# [Request]
Search the material below for the word "Sjećaš". Copy every line that has it.

# [Records for this task]
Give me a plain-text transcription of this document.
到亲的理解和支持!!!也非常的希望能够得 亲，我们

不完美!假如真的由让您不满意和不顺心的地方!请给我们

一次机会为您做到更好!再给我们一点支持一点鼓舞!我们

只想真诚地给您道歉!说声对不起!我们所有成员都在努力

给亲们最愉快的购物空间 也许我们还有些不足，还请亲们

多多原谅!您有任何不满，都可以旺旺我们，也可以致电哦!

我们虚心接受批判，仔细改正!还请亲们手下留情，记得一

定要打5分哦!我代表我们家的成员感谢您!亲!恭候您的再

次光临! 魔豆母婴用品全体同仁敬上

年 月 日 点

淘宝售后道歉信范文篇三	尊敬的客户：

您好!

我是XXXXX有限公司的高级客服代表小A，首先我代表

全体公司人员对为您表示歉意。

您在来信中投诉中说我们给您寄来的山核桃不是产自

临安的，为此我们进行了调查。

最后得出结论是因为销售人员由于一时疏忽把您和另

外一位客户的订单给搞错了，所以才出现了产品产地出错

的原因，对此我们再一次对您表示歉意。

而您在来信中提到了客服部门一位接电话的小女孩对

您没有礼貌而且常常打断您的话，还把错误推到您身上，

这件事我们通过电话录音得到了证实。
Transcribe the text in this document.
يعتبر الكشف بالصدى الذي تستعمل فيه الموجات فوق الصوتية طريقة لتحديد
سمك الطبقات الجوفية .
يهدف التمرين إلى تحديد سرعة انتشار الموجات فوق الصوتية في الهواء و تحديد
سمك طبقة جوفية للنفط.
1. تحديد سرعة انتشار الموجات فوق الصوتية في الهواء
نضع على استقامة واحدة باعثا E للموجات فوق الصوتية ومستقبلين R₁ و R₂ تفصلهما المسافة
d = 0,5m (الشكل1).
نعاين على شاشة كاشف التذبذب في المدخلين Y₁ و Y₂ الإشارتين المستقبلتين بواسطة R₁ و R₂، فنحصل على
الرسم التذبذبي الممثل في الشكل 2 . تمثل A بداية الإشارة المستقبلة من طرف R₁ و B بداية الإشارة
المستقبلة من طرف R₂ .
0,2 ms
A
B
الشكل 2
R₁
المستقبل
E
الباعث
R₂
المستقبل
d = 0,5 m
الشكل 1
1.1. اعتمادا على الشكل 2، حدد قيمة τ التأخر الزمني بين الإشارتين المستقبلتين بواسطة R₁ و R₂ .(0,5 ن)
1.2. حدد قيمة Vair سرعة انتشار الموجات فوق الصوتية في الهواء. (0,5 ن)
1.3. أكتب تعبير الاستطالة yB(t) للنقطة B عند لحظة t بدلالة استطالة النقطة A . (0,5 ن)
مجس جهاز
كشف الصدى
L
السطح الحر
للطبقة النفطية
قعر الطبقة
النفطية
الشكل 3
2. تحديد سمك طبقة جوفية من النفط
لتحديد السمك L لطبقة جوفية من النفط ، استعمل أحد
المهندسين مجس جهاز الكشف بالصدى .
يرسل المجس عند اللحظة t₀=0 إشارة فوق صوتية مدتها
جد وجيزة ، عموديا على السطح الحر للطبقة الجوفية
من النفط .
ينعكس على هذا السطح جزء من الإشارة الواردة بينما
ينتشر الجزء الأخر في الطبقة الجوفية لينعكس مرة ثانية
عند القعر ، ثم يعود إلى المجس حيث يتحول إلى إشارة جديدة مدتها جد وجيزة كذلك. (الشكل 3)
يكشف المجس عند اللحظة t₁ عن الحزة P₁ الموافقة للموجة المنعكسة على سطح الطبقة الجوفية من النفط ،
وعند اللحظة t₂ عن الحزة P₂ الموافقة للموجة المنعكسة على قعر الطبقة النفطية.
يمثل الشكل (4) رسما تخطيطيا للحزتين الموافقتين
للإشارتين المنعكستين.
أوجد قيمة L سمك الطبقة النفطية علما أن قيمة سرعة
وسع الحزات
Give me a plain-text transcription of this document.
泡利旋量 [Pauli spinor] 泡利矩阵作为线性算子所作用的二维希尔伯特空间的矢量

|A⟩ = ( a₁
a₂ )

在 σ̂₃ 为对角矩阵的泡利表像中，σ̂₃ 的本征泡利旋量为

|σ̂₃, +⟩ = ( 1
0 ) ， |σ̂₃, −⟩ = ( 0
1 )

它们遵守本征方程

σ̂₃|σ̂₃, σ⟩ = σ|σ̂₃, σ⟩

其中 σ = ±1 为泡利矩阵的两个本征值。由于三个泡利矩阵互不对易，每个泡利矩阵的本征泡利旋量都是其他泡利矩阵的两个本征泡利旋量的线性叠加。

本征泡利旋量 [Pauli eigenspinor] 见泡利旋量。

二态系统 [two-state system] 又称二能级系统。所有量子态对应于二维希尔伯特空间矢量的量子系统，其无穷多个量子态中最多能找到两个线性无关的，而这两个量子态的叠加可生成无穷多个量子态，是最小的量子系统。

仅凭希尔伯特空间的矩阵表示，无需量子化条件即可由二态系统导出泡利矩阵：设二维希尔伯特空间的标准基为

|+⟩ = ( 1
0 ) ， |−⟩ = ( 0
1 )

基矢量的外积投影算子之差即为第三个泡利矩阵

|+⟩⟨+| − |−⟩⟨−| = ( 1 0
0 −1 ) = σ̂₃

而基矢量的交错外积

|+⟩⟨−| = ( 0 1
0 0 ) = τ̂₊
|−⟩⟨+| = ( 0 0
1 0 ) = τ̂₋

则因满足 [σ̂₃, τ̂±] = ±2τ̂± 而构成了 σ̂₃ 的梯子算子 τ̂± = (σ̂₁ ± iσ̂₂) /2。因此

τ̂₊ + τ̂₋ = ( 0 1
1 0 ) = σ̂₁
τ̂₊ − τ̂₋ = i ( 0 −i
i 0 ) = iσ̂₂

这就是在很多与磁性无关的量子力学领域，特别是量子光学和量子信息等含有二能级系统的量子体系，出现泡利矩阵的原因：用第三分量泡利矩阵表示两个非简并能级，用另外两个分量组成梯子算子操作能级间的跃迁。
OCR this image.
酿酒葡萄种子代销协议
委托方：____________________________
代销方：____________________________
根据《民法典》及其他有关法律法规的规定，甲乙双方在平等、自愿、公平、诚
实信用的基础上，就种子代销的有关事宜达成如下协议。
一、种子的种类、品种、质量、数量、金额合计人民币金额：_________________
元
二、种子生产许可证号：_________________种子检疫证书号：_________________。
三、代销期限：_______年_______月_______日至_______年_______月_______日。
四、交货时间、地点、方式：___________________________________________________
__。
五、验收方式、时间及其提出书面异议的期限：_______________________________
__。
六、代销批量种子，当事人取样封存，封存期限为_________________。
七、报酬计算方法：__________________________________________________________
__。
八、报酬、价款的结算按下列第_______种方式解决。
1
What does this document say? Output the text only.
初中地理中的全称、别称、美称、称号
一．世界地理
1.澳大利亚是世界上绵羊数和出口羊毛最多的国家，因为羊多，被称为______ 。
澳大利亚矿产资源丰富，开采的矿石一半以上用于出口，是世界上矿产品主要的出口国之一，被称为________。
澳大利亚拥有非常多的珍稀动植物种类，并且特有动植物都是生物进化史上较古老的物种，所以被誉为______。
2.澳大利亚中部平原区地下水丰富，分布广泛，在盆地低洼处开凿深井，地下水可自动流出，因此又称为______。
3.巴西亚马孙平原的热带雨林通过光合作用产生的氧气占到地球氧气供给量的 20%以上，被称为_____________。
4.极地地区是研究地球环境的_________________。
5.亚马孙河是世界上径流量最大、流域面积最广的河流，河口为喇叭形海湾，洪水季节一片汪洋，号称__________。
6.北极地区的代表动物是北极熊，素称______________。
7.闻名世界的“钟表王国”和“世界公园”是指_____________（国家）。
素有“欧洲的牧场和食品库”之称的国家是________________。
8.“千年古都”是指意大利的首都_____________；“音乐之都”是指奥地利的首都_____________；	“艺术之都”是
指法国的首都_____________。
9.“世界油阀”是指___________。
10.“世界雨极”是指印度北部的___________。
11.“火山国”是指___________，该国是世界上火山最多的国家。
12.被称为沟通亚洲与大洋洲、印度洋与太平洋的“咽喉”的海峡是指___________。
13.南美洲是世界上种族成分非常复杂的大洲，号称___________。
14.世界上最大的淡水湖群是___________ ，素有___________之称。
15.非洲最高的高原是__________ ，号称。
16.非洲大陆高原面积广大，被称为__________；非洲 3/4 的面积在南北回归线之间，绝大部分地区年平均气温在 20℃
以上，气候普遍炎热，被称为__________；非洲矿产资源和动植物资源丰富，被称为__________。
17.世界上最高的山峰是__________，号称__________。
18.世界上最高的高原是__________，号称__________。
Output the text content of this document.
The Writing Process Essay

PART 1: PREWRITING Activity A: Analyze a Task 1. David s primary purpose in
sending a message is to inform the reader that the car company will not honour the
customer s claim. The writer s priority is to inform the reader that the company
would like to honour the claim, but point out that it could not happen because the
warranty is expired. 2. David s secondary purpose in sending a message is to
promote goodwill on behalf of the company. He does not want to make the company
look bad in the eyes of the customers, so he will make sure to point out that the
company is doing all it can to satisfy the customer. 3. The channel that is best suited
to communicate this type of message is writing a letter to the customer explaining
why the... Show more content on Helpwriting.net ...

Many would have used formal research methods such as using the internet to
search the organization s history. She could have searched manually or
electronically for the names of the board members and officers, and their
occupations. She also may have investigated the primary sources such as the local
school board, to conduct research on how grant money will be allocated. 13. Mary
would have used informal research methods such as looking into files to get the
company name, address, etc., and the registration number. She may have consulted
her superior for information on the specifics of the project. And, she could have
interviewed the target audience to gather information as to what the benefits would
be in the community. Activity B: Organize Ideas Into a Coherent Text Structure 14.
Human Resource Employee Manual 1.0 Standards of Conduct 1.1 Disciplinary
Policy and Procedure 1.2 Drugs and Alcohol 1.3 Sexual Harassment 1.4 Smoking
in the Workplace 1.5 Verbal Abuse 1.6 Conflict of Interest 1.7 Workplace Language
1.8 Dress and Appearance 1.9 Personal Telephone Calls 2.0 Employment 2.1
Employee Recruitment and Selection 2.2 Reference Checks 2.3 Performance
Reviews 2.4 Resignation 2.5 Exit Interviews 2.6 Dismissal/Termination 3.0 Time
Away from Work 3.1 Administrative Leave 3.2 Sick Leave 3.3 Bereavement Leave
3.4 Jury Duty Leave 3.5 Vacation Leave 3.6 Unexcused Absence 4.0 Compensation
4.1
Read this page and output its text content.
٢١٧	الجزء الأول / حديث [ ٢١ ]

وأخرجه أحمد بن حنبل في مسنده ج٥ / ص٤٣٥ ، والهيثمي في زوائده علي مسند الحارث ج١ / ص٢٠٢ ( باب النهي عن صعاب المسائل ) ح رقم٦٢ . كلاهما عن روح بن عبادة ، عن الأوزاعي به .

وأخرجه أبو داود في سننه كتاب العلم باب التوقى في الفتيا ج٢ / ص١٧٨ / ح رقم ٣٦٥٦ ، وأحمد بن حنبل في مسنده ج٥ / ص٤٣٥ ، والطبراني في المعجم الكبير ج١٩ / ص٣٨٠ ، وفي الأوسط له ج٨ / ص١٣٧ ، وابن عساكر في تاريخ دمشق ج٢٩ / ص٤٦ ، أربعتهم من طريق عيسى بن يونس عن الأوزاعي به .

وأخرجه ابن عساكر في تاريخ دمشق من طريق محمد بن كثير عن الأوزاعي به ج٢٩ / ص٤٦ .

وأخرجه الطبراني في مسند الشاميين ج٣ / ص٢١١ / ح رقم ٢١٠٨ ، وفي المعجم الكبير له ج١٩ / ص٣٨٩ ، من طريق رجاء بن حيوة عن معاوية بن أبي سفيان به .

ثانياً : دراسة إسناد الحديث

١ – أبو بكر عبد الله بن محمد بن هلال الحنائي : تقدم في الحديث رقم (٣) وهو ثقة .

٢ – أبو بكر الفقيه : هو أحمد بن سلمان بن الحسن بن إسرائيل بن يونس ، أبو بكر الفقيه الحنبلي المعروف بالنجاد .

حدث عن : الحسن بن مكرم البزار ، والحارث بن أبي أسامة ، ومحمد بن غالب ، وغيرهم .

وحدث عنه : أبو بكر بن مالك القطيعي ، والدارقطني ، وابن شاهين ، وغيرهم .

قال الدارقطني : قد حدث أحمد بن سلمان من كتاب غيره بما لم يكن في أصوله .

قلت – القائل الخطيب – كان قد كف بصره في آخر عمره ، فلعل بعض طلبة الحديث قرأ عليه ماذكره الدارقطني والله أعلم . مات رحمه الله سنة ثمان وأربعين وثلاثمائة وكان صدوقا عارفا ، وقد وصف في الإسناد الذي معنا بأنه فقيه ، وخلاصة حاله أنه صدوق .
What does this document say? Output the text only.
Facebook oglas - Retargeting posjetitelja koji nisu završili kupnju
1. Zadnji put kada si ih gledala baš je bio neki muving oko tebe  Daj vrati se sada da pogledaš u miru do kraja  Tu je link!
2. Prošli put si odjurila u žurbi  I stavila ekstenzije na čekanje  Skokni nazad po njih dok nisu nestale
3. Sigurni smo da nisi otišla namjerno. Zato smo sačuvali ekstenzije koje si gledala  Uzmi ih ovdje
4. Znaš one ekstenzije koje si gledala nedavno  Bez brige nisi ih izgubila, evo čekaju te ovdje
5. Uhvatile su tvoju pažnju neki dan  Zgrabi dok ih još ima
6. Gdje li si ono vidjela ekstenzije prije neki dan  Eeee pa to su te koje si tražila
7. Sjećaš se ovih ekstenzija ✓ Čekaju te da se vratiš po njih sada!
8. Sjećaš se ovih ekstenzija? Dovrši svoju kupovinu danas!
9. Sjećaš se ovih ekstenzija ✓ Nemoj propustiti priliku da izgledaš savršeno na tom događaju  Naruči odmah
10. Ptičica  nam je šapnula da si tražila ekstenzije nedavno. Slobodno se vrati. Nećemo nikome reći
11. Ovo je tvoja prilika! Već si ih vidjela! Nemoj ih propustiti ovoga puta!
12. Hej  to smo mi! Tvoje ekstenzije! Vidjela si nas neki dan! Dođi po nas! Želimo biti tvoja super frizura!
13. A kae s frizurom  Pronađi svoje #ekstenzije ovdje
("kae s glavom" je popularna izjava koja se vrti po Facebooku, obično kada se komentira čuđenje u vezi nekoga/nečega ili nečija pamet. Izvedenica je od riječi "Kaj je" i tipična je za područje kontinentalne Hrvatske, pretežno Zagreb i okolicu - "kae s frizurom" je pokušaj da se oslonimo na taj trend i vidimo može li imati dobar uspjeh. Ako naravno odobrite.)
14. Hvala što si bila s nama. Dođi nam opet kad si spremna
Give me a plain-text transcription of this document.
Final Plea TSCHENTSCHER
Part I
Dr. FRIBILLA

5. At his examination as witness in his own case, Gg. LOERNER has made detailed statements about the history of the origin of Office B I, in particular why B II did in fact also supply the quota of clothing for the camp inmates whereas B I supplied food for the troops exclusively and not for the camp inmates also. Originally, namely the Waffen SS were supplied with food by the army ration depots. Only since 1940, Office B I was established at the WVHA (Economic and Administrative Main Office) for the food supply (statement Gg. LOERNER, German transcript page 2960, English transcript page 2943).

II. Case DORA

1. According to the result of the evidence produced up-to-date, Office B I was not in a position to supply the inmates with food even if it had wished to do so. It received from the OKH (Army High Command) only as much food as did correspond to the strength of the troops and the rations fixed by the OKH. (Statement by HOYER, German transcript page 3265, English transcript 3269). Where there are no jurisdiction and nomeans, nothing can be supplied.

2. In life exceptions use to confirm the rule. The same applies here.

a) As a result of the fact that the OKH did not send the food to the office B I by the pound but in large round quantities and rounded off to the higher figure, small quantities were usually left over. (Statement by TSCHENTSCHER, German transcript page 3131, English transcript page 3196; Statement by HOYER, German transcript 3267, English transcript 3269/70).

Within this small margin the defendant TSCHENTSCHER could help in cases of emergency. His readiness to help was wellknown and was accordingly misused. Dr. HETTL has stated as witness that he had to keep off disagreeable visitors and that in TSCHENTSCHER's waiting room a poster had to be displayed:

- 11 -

# [Exercise solution]
7. Sjećaš se ovih ekstenzija ✓ Čekaju te da se vratiš po njih sada!
8. Sjećaš se ovih ekstenzija? Dovrši svoju kupovinu danas!
9. Sjećaš se ovih ekstenzija ✓ Nemoj propustiti priliku da izgledaš savršeno na tom događaju  Naruči odmah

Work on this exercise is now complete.